__Task details__:
Copy out every one of the following items word for word, keeping each line unchanged.

:: Supplied information ::

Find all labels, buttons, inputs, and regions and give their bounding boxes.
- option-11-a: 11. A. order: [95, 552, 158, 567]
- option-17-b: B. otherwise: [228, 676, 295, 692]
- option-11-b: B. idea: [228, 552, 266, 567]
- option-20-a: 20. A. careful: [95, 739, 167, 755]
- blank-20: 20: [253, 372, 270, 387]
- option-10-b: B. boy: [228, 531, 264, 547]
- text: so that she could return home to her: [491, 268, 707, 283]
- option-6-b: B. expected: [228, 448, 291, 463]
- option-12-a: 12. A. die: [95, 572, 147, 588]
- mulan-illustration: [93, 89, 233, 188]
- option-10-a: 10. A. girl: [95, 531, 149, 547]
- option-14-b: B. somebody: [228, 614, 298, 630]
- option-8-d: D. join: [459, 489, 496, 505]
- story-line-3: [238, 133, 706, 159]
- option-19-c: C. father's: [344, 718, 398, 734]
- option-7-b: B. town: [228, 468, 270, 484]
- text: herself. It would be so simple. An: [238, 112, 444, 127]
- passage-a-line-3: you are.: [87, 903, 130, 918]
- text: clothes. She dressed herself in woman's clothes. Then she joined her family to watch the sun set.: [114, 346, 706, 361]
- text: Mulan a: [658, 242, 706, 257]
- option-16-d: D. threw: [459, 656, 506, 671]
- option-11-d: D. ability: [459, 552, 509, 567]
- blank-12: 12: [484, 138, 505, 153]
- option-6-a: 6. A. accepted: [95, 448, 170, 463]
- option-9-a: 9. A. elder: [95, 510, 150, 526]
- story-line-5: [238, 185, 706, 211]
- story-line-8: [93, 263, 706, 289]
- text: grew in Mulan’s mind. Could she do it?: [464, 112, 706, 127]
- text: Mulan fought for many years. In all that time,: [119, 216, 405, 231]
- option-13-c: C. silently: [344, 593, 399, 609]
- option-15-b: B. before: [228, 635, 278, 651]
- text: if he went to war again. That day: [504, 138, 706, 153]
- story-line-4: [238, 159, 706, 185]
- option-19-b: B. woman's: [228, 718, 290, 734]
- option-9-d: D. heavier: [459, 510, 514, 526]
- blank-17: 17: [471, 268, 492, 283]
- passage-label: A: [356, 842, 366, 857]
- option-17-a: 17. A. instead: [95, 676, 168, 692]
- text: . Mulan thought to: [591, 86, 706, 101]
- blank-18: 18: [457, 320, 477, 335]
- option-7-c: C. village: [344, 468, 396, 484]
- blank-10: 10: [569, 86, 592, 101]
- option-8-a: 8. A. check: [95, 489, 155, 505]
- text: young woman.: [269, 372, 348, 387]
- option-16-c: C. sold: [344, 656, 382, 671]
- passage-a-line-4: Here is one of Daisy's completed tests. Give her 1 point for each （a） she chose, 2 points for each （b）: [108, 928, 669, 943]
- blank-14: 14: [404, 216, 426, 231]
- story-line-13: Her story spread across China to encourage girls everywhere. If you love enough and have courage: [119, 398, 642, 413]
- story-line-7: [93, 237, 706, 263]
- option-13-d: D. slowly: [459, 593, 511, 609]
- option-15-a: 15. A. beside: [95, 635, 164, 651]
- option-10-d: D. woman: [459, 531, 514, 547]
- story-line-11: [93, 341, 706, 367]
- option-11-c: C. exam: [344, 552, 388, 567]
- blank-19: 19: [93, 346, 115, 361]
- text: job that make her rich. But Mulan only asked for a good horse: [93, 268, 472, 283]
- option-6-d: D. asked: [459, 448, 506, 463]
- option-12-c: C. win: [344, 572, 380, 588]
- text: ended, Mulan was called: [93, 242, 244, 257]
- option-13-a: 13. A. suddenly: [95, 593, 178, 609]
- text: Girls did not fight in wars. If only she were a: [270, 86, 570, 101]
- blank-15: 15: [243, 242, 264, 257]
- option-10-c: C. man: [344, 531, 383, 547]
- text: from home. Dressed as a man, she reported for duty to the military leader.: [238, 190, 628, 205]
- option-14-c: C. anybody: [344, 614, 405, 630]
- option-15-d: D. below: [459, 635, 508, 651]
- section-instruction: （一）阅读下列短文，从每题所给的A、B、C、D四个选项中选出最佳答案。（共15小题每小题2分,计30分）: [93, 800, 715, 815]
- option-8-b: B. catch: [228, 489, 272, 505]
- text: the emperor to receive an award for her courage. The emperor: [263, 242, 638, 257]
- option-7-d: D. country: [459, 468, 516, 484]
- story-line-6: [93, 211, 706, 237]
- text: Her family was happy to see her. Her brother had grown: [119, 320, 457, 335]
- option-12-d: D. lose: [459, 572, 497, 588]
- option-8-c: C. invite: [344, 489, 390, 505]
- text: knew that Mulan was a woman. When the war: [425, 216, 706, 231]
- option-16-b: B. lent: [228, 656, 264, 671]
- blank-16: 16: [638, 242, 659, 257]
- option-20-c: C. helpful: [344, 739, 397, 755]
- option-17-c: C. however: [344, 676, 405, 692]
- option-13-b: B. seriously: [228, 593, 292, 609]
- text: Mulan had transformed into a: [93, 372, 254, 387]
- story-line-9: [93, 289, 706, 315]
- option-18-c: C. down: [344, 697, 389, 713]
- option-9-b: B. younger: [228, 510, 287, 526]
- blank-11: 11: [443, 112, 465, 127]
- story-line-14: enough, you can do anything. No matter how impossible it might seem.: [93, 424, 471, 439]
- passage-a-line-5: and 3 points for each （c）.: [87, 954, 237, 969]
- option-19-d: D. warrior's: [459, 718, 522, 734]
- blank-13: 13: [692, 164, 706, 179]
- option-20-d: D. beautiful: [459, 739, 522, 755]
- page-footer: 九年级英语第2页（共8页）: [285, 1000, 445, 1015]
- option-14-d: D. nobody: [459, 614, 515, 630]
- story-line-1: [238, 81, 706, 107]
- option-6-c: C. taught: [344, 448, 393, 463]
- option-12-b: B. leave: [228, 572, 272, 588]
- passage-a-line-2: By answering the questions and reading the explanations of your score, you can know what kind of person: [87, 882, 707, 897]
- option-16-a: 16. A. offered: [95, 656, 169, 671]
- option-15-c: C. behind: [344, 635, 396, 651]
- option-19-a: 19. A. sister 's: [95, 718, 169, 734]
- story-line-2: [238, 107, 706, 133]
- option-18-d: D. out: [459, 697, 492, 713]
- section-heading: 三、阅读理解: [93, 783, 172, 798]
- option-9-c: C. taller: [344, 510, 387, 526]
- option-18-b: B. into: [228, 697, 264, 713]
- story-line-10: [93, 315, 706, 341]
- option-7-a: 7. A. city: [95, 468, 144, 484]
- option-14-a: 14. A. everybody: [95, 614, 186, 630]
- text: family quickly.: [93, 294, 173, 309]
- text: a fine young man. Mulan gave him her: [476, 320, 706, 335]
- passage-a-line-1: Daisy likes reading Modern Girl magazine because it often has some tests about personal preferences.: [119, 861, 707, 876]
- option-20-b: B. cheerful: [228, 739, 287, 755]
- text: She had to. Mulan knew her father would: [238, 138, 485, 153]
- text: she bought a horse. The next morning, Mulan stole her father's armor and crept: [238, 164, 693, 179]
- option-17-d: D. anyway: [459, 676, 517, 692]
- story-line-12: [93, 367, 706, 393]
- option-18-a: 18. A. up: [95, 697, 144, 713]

:::

__Exercise answer__:
Find all labels, buttons, inputs, and regions and give their bounding boxes.
- option-11-a: 11. A. order: [95, 552, 158, 567]
- option-17-b: B. otherwise: [228, 676, 295, 692]
- option-11-b: B. idea: [228, 552, 266, 567]
- option-20-a: 20. A. careful: [95, 739, 167, 755]
- blank-20: 20: [253, 372, 270, 387]
- option-10-b: B. boy: [228, 531, 264, 547]
- text: so that she could return home to her: [491, 268, 707, 283]
- option-6-b: B. expected: [228, 448, 291, 463]
- option-12-a: 12. A. die: [95, 572, 147, 588]
- mulan-illustration: [93, 89, 233, 188]
- option-10-a: 10. A. girl: [95, 531, 149, 547]
- option-14-b: B. somebody: [228, 614, 298, 630]
- option-8-d: D. join: [459, 489, 496, 505]
- story-line-3: [238, 133, 706, 159]
- option-19-c: C. father's: [344, 718, 398, 734]
- option-7-b: B. town: [228, 468, 270, 484]
- text: herself. It would be so simple. An: [238, 112, 444, 127]
- passage-a-line-3: you are.: [87, 903, 130, 918]
- text: clothes. She dressed herself in woman's clothes. Then she joined her family to watch the sun set.: [114, 346, 706, 361]
- text: Mulan a: [658, 242, 706, 257]
- option-16-d: D. threw: [459, 656, 506, 671]
- option-11-d: D. ability: [459, 552, 509, 567]
- blank-12: 12: [484, 138, 505, 153]
- option-6-a: 6. A. accepted: [95, 448, 170, 463]
- option-9-a: 9. A. elder: [95, 510, 150, 526]
- story-line-5: [238, 185, 706, 211]
- story-line-8: [93, 263, 706, 289]
- text: grew in Mulan’s mind. Could she do it?: [464, 112, 706, 127]
- text: Mulan fought for many years. In all that time,: [119, 216, 405, 231]
- option-13-c: C. silently: [344, 593, 399, 609]
- option-15-b: B. before: [228, 635, 278, 651]
- text: if he went to war again. That day: [504, 138, 706, 153]
- story-line-4: [238, 159, 706, 185]
- option-19-b: B. woman's: [228, 718, 290, 734]
- option-9-d: D. heavier: [459, 510, 514, 526]
- blank-17: 17: [471, 268, 492, 283]
- passage-label: A: [356, 842, 366, 857]
- option-17-a: 17. A. instead: [95, 676, 168, 692]
- text: . Mulan thought to: [591, 86, 706, 101]
- blank-18: 18: [457, 320, 477, 335]
- option-7-c: C. village: [344, 468, 396, 484]
- blank-10: 10: [569, 86, 592, 101]
- option-8-a: 8. A. check: [95, 489, 155, 505]
- text: young woman.: [269, 372, 348, 387]
- option-16-c: C. sold: [344, 656, 382, 671]
- passage-a-line-4: Here is one of Daisy's completed tests. Give her 1 point for each （a） she chose, 2 points for each （b）: [108, 928, 669, 943]
- blank-14: 14: [404, 216, 426, 231]
- story-line-13: Her story spread across China to encourage girls everywhere. If you love enough and have courage: [119, 398, 642, 413]
- story-line-7: [93, 237, 706, 263]
- option-13-d: D. slowly: [459, 593, 511, 609]
- option-15-a: 15. A. beside: [95, 635, 164, 651]
- option-10-d: D. woman: [459, 531, 514, 547]
- story-line-11: [93, 341, 706, 367]
- option-11-c: C. exam: [344, 552, 388, 567]
- blank-19: 19: [93, 346, 115, 361]
- text: job that make her rich. But Mulan only asked for a good horse: [93, 268, 472, 283]
- option-6-d: D. asked: [459, 448, 506, 463]
- option-12-c: C. win: [344, 572, 380, 588]
- text: ended, Mulan was called: [93, 242, 244, 257]
- option-13-a: 13. A. suddenly: [95, 593, 178, 609]
- text: Girls did not fight in wars. If only she were a: [270, 86, 570, 101]
- blank-15: 15: [243, 242, 264, 257]
- option-10-c: C. man: [344, 531, 383, 547]
- text: from home. Dressed as a man, she reported for duty to the military leader.: [238, 190, 628, 205]
- option-14-c: C. anybody: [344, 614, 405, 630]
- option-15-d: D. below: [459, 635, 508, 651]
- section-instruction: （一）阅读下列短文，从每题所给的A、B、C、D四个选项中选出最佳答案。（共15小题每小题2分,计30分）: [93, 800, 715, 815]
- option-8-b: B. catch: [228, 489, 272, 505]
- text: the emperor to receive an award for her courage. The emperor: [263, 242, 638, 257]
- option-7-d: D. country: [459, 468, 516, 484]
- story-line-6: [93, 211, 706, 237]
- text: Her family was happy to see her. Her brother had grown: [119, 320, 457, 335]
- option-12-d: D. lose: [459, 572, 497, 588]
- option-8-c: C. invite: [344, 489, 390, 505]
- text: knew that Mulan was a woman. When the war: [425, 216, 706, 231]
- option-16-b: B. lent: [228, 656, 264, 671]
- blank-16: 16: [638, 242, 659, 257]
- option-20-c: C. helpful: [344, 739, 397, 755]
- option-17-c: C. however: [344, 676, 405, 692]
- option-13-b: B. seriously: [228, 593, 292, 609]
- text: Mulan had transformed into a: [93, 372, 254, 387]
- story-line-9: [93, 289, 706, 315]
- option-18-c: C. down: [344, 697, 389, 713]
- option-9-b: B. younger: [228, 510, 287, 526]
- blank-11: 11: [443, 112, 465, 127]
- story-line-14: enough, you can do anything. No matter how impossible it might seem.: [93, 424, 471, 439]
- passage-a-line-5: and 3 points for each （c）.: [87, 954, 237, 969]
- option-19-d: D. warrior's: [459, 718, 522, 734]
- blank-13: 13: [692, 164, 706, 179]
- option-20-d: D. beautiful: [459, 739, 522, 755]
- page-footer: 九年级英语第2页（共8页）: [285, 1000, 445, 1015]
- option-14-d: D. nobody: [459, 614, 515, 630]
- story-line-1: [238, 81, 706, 107]
- option-6-c: C. taught: [344, 448, 393, 463]
- option-12-b: B. leave: [228, 572, 272, 588]
- passage-a-line-2: By answering the questions and reading the explanations of your score, you can know what kind of person: [87, 882, 707, 897]
- option-16-a: 16. A. offered: [95, 656, 169, 671]
- option-15-c: C. behind: [344, 635, 396, 651]
- option-19-a: 19. A. sister 's: [95, 718, 169, 734]
- story-line-2: [238, 107, 706, 133]
- option-18-d: D. out: [459, 697, 492, 713]
- section-heading: 三、阅读理解: [93, 783, 172, 798]
- option-9-c: C. taller: [344, 510, 387, 526]
- option-18-b: B. into: [228, 697, 264, 713]
- story-line-10: [93, 315, 706, 341]
- option-7-a: 7. A. city: [95, 468, 144, 484]
- option-14-a: 14. A. everybody: [95, 614, 186, 630]
- text: family quickly.: [93, 294, 173, 309]
- text: a fine young man. Mulan gave him her: [476, 320, 706, 335]
- passage-a-line-1: Daisy likes reading Modern Girl magazine because it often has some tests about personal preferences.: [119, 861, 707, 876]
- option-20-b: B. cheerful: [228, 739, 287, 755]
- text: She had to. Mulan knew her father would: [238, 138, 485, 153]
- text: she bought a horse. The next morning, Mulan stole her father's armor and crept: [238, 164, 693, 179]
- option-17-d: D. anyway: [459, 676, 517, 692]
- story-line-12: [93, 367, 706, 393]
- option-18-a: 18. A. up: [95, 697, 144, 713]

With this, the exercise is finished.